==== DATA SECTION
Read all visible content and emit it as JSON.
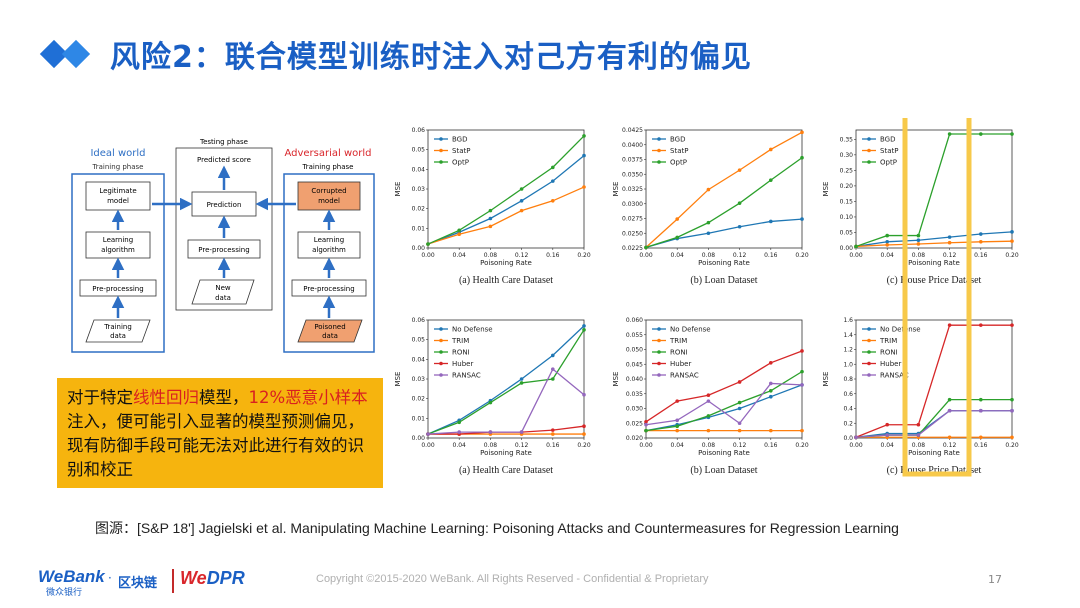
{
  "title": "风险2：联合模型训练时注入对己方有利的偏见",
  "diagram": {
    "ideal_world": "Ideal world",
    "ideal_training_phase": "Training phase",
    "testing_phase": "Testing phase",
    "adversarial_world": "Adversarial world",
    "adv_training_phase": "Training phase",
    "legitimate_model": [
      "Legitimate",
      "model"
    ],
    "learning_algorithm_1": [
      "Learning",
      "algorithm"
    ],
    "preprocessing_1": "Pre-processing",
    "training_data": [
      "Training",
      "data"
    ],
    "predicted_score": "Predicted score",
    "prediction": "Prediction",
    "preprocessing_2": "Pre-processing",
    "new_data": [
      "New",
      "data"
    ],
    "corrupted_model": [
      "Corrupted",
      "model"
    ],
    "learning_algorithm_2": [
      "Learning",
      "algorithm"
    ],
    "preprocessing_3": "Pre-processing",
    "poisoned_data": [
      "Poisoned",
      "data"
    ]
  },
  "callout": {
    "p1": "对于特定",
    "r1": "线性回归",
    "p2": "模型，",
    "r2": "12%恶意小样本",
    "p3": "注入，便可能引入显著的模型预测偏见，现有防御手段可能无法对此进行有效的识别和校正"
  },
  "colors": {
    "blue": "#1f77b4",
    "orange": "#ff7f0e",
    "green": "#2ca02c",
    "red": "#d62728",
    "purple": "#9467bd",
    "highlight": "#f7c94a"
  },
  "chart_data": [
    {
      "type": "line",
      "caption": "(a) Health Care Dataset",
      "xlabel": "Poisoning Rate",
      "ylabel": "MSE",
      "x": [
        0.0,
        0.04,
        0.08,
        0.12,
        0.16,
        0.2
      ],
      "xticks": [
        "0.00",
        "0.04",
        "0.08",
        "0.12",
        "0.16",
        "0.20"
      ],
      "ylim": [
        0.0,
        0.06
      ],
      "yticks": [
        "0.00",
        "0.01",
        "0.02",
        "0.03",
        "0.04",
        "0.05",
        "0.06"
      ],
      "legend": "top-left",
      "series": [
        {
          "name": "BGD",
          "color": "#1f77b4",
          "values": [
            0.002,
            0.008,
            0.015,
            0.024,
            0.034,
            0.047
          ]
        },
        {
          "name": "StatP",
          "color": "#ff7f0e",
          "values": [
            0.002,
            0.007,
            0.011,
            0.019,
            0.024,
            0.031
          ]
        },
        {
          "name": "OptP",
          "color": "#2ca02c",
          "values": [
            0.002,
            0.009,
            0.019,
            0.03,
            0.041,
            0.057
          ]
        }
      ]
    },
    {
      "type": "line",
      "caption": "(b) Loan Dataset",
      "xlabel": "Poisoning Rate",
      "ylabel": "MSE",
      "x": [
        0.0,
        0.04,
        0.08,
        0.12,
        0.16,
        0.2
      ],
      "xticks": [
        "0.00",
        "0.04",
        "0.08",
        "0.12",
        "0.16",
        "0.20"
      ],
      "ylim": [
        0.0225,
        0.0425
      ],
      "yticks": [
        "0.0225",
        "0.0250",
        "0.0275",
        "0.0300",
        "0.0325",
        "0.0350",
        "0.0375",
        "0.0400",
        "0.0425"
      ],
      "legend": "top-left",
      "series": [
        {
          "name": "BGD",
          "color": "#1f77b4",
          "values": [
            0.0226,
            0.0241,
            0.025,
            0.0261,
            0.027,
            0.0274
          ]
        },
        {
          "name": "StatP",
          "color": "#ff7f0e",
          "values": [
            0.0226,
            0.0274,
            0.0324,
            0.0357,
            0.0392,
            0.0421
          ]
        },
        {
          "name": "OptP",
          "color": "#2ca02c",
          "values": [
            0.0226,
            0.0243,
            0.0268,
            0.0301,
            0.034,
            0.0378
          ]
        }
      ]
    },
    {
      "type": "line",
      "caption": "(c) House Price Dataset",
      "xlabel": "Poisoning Rate",
      "ylabel": "MSE",
      "x": [
        0.0,
        0.04,
        0.08,
        0.12,
        0.16,
        0.2
      ],
      "xticks": [
        "0.00",
        "0.04",
        "0.08",
        "0.12",
        "0.16",
        "0.20"
      ],
      "ylim": [
        0.0,
        0.38
      ],
      "yticks": [
        "0.00",
        "0.05",
        "0.10",
        "0.15",
        "0.20",
        "0.25",
        "0.30",
        "0.35"
      ],
      "legend": "top-left",
      "series": [
        {
          "name": "BGD",
          "color": "#1f77b4",
          "values": [
            0.005,
            0.02,
            0.025,
            0.035,
            0.045,
            0.052
          ]
        },
        {
          "name": "StatP",
          "color": "#ff7f0e",
          "values": [
            0.005,
            0.01,
            0.013,
            0.017,
            0.02,
            0.022
          ]
        },
        {
          "name": "OptP",
          "color": "#2ca02c",
          "values": [
            0.005,
            0.04,
            0.04,
            0.367,
            0.367,
            0.367
          ]
        }
      ]
    },
    {
      "type": "line",
      "caption": "(a) Health Care Dataset",
      "xlabel": "Poisoning Rate",
      "ylabel": "MSE",
      "x": [
        0.0,
        0.04,
        0.08,
        0.12,
        0.16,
        0.2
      ],
      "xticks": [
        "0.00",
        "0.04",
        "0.08",
        "0.12",
        "0.16",
        "0.20"
      ],
      "ylim": [
        0.0,
        0.06
      ],
      "yticks": [
        "0.00",
        "0.01",
        "0.02",
        "0.03",
        "0.04",
        "0.05",
        "0.06"
      ],
      "legend": "top-left",
      "series": [
        {
          "name": "No Defense",
          "color": "#1f77b4",
          "values": [
            0.002,
            0.009,
            0.019,
            0.03,
            0.042,
            0.057
          ]
        },
        {
          "name": "TRIM",
          "color": "#ff7f0e",
          "values": [
            0.002,
            0.002,
            0.002,
            0.002,
            0.002,
            0.002
          ]
        },
        {
          "name": "RONI",
          "color": "#2ca02c",
          "values": [
            0.002,
            0.008,
            0.018,
            0.028,
            0.03,
            0.055
          ]
        },
        {
          "name": "Huber",
          "color": "#d62728",
          "values": [
            0.002,
            0.002,
            0.003,
            0.003,
            0.004,
            0.006
          ]
        },
        {
          "name": "RANSAC",
          "color": "#9467bd",
          "values": [
            0.002,
            0.003,
            0.003,
            0.003,
            0.035,
            0.022
          ]
        }
      ]
    },
    {
      "type": "line",
      "caption": "(b) Loan Dataset",
      "xlabel": "Poisoning Rate",
      "ylabel": "MSE",
      "x": [
        0.0,
        0.04,
        0.08,
        0.12,
        0.16,
        0.2
      ],
      "xticks": [
        "0.00",
        "0.04",
        "0.08",
        "0.12",
        "0.16",
        "0.20"
      ],
      "ylim": [
        0.02,
        0.06
      ],
      "yticks": [
        "0.020",
        "0.025",
        "0.030",
        "0.035",
        "0.040",
        "0.045",
        "0.050",
        "0.055",
        "0.060"
      ],
      "legend": "top-left",
      "series": [
        {
          "name": "No Defense",
          "color": "#1f77b4",
          "values": [
            0.0225,
            0.0245,
            0.027,
            0.03,
            0.034,
            0.038
          ]
        },
        {
          "name": "TRIM",
          "color": "#ff7f0e",
          "values": [
            0.0225,
            0.0225,
            0.0225,
            0.0225,
            0.0225,
            0.0225
          ]
        },
        {
          "name": "RONI",
          "color": "#2ca02c",
          "values": [
            0.0225,
            0.024,
            0.0275,
            0.032,
            0.036,
            0.0425
          ]
        },
        {
          "name": "Huber",
          "color": "#d62728",
          "values": [
            0.0255,
            0.0325,
            0.0345,
            0.039,
            0.0455,
            0.0495
          ]
        },
        {
          "name": "RANSAC",
          "color": "#9467bd",
          "values": [
            0.0245,
            0.026,
            0.0325,
            0.025,
            0.0385,
            0.038
          ]
        }
      ]
    },
    {
      "type": "line",
      "caption": "(c) House Price Dataset",
      "xlabel": "Poisoning Rate",
      "ylabel": "MSE",
      "x": [
        0.0,
        0.04,
        0.08,
        0.12,
        0.16,
        0.2
      ],
      "xticks": [
        "0.00",
        "0.04",
        "0.08",
        "0.12",
        "0.16",
        "0.20"
      ],
      "ylim": [
        0.0,
        1.6
      ],
      "yticks": [
        "0.0",
        "0.2",
        "0.4",
        "0.6",
        "0.8",
        "1.0",
        "1.2",
        "1.4",
        "1.6"
      ],
      "legend": "top-left",
      "series": [
        {
          "name": "No Defense",
          "color": "#1f77b4",
          "values": [
            0.01,
            0.06,
            0.06,
            0.37,
            0.37,
            0.37
          ]
        },
        {
          "name": "TRIM",
          "color": "#ff7f0e",
          "values": [
            0.01,
            0.01,
            0.01,
            0.01,
            0.01,
            0.01
          ]
        },
        {
          "name": "RONI",
          "color": "#2ca02c",
          "values": [
            0.01,
            0.04,
            0.04,
            0.52,
            0.52,
            0.52
          ]
        },
        {
          "name": "Huber",
          "color": "#d62728",
          "values": [
            0.01,
            0.18,
            0.18,
            1.53,
            1.53,
            1.53
          ]
        },
        {
          "name": "RANSAC",
          "color": "#9467bd",
          "values": [
            0.01,
            0.04,
            0.04,
            0.37,
            0.37,
            0.37
          ]
        }
      ]
    }
  ],
  "source": "图源：[S&P 18'] Jagielski et al. Manipulating Machine Learning: Poisoning Attacks and Countermeasures for Regression Learning",
  "footer": {
    "webank": "WeBank",
    "webank_cn": "微众银行",
    "dot": "·",
    "chain": "区块链",
    "wedpr_we": "We",
    "wedpr_rest": "DPR",
    "copyright": "Copyright ©2015-2020 WeBank. All Rights Reserved - Confidential & Proprietary",
    "page": "17"
  }
}
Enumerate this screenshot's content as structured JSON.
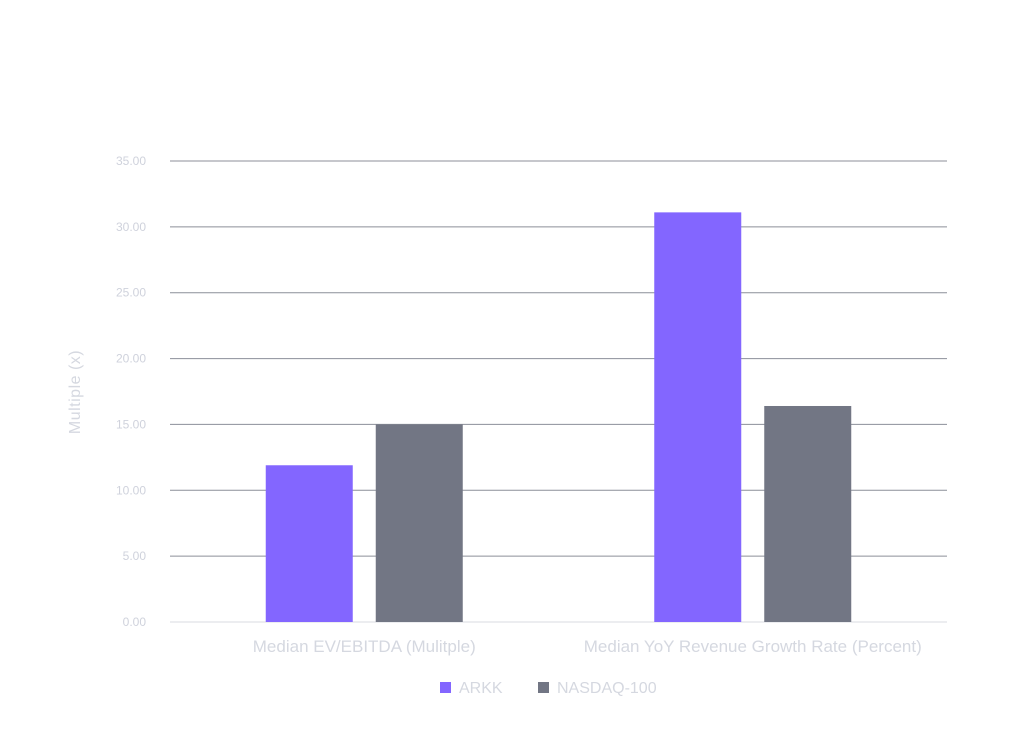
{
  "chart_data": {
    "type": "bar",
    "ylabel": "Multiple (x)",
    "ylim": [
      0,
      35
    ],
    "yticks": [
      0,
      5,
      10,
      15,
      20,
      25,
      30,
      35
    ],
    "ytick_labels": [
      "0.00",
      "5.00",
      "10.00",
      "15.00",
      "20.00",
      "25.00",
      "30.00",
      "35.00"
    ],
    "categories": [
      "Median EV/EBITDA (Mulitple)",
      "Median YoY Revenue Growth Rate (Percent)"
    ],
    "series": [
      {
        "name": "ARKK",
        "color": "#8366ff",
        "values": [
          11.9,
          31.1
        ]
      },
      {
        "name": "NASDAQ-100",
        "color": "#727684",
        "values": [
          15.0,
          16.4
        ]
      }
    ],
    "grid": true,
    "legend_position": "bottom-center"
  }
}
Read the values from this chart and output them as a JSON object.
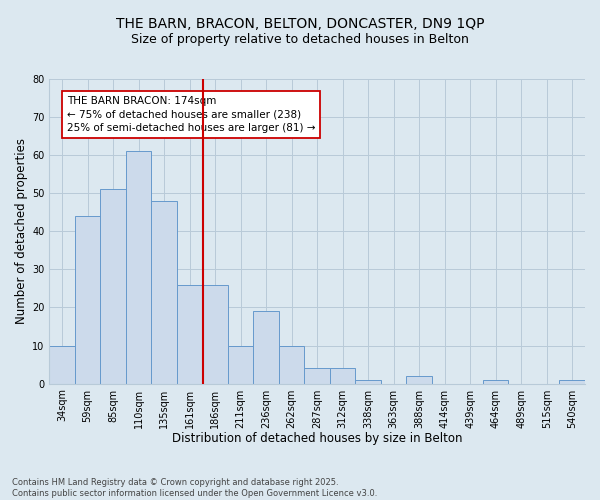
{
  "title1": "THE BARN, BRACON, BELTON, DONCASTER, DN9 1QP",
  "title2": "Size of property relative to detached houses in Belton",
  "xlabel": "Distribution of detached houses by size in Belton",
  "ylabel": "Number of detached properties",
  "categories": [
    "34sqm",
    "59sqm",
    "85sqm",
    "110sqm",
    "135sqm",
    "161sqm",
    "186sqm",
    "211sqm",
    "236sqm",
    "262sqm",
    "287sqm",
    "312sqm",
    "338sqm",
    "363sqm",
    "388sqm",
    "414sqm",
    "439sqm",
    "464sqm",
    "489sqm",
    "515sqm",
    "540sqm"
  ],
  "values": [
    10,
    44,
    51,
    61,
    48,
    26,
    26,
    10,
    19,
    10,
    4,
    4,
    1,
    0,
    2,
    0,
    0,
    1,
    0,
    0,
    1
  ],
  "bar_color": "#ccdaeb",
  "bar_edge_color": "#6699cc",
  "vline_color": "#cc0000",
  "annotation_line1": "THE BARN BRACON: 174sqm",
  "annotation_line2": "← 75% of detached houses are smaller (238)",
  "annotation_line3": "25% of semi-detached houses are larger (81) →",
  "annotation_box_color": "#ffffff",
  "annotation_box_edge": "#cc0000",
  "ylim": [
    0,
    80
  ],
  "yticks": [
    0,
    10,
    20,
    30,
    40,
    50,
    60,
    70,
    80
  ],
  "grid_color": "#b8cad8",
  "background_color": "#dce8f0",
  "footer": "Contains HM Land Registry data © Crown copyright and database right 2025.\nContains public sector information licensed under the Open Government Licence v3.0.",
  "title_fontsize": 10,
  "subtitle_fontsize": 9,
  "tick_fontsize": 7,
  "label_fontsize": 8.5,
  "annot_fontsize": 7.5,
  "footer_fontsize": 6
}
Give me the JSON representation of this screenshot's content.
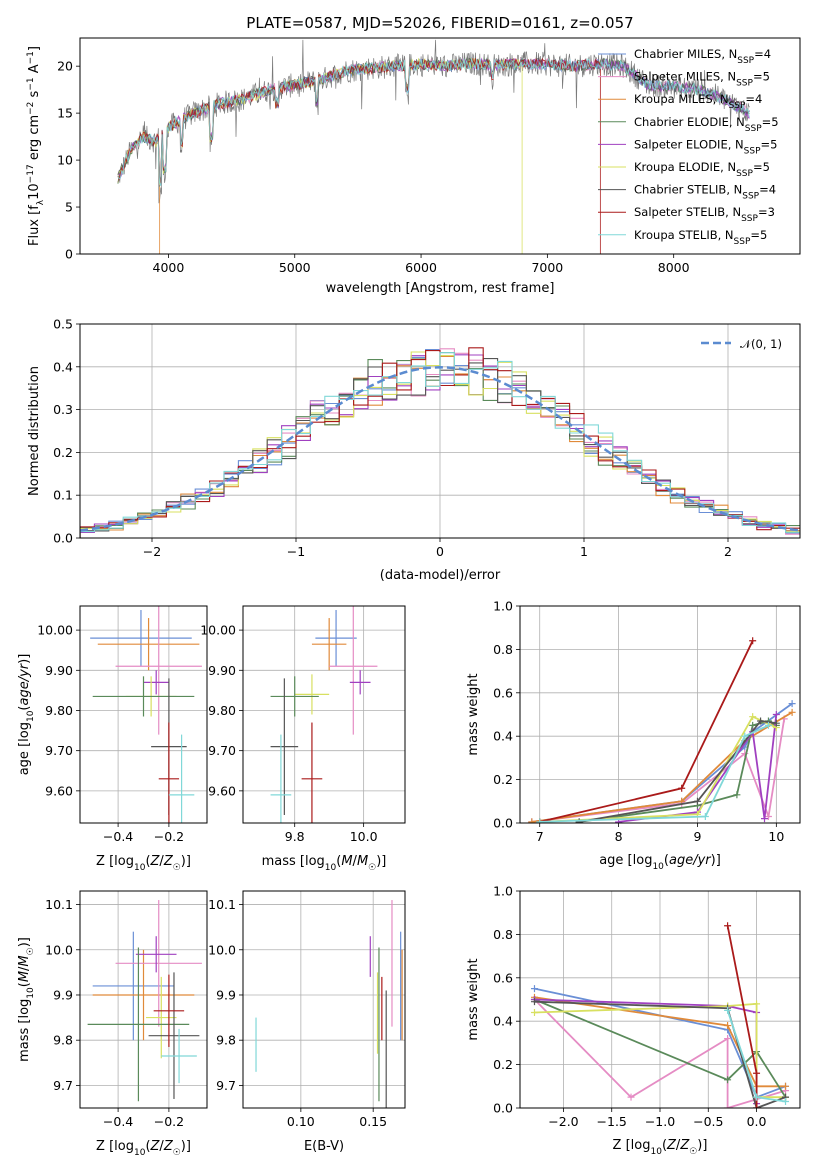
========
**EXERCISE**
What is the number of lines above that contain "world"? Answer with that number only.

**WRITTEN RESPONSE**
2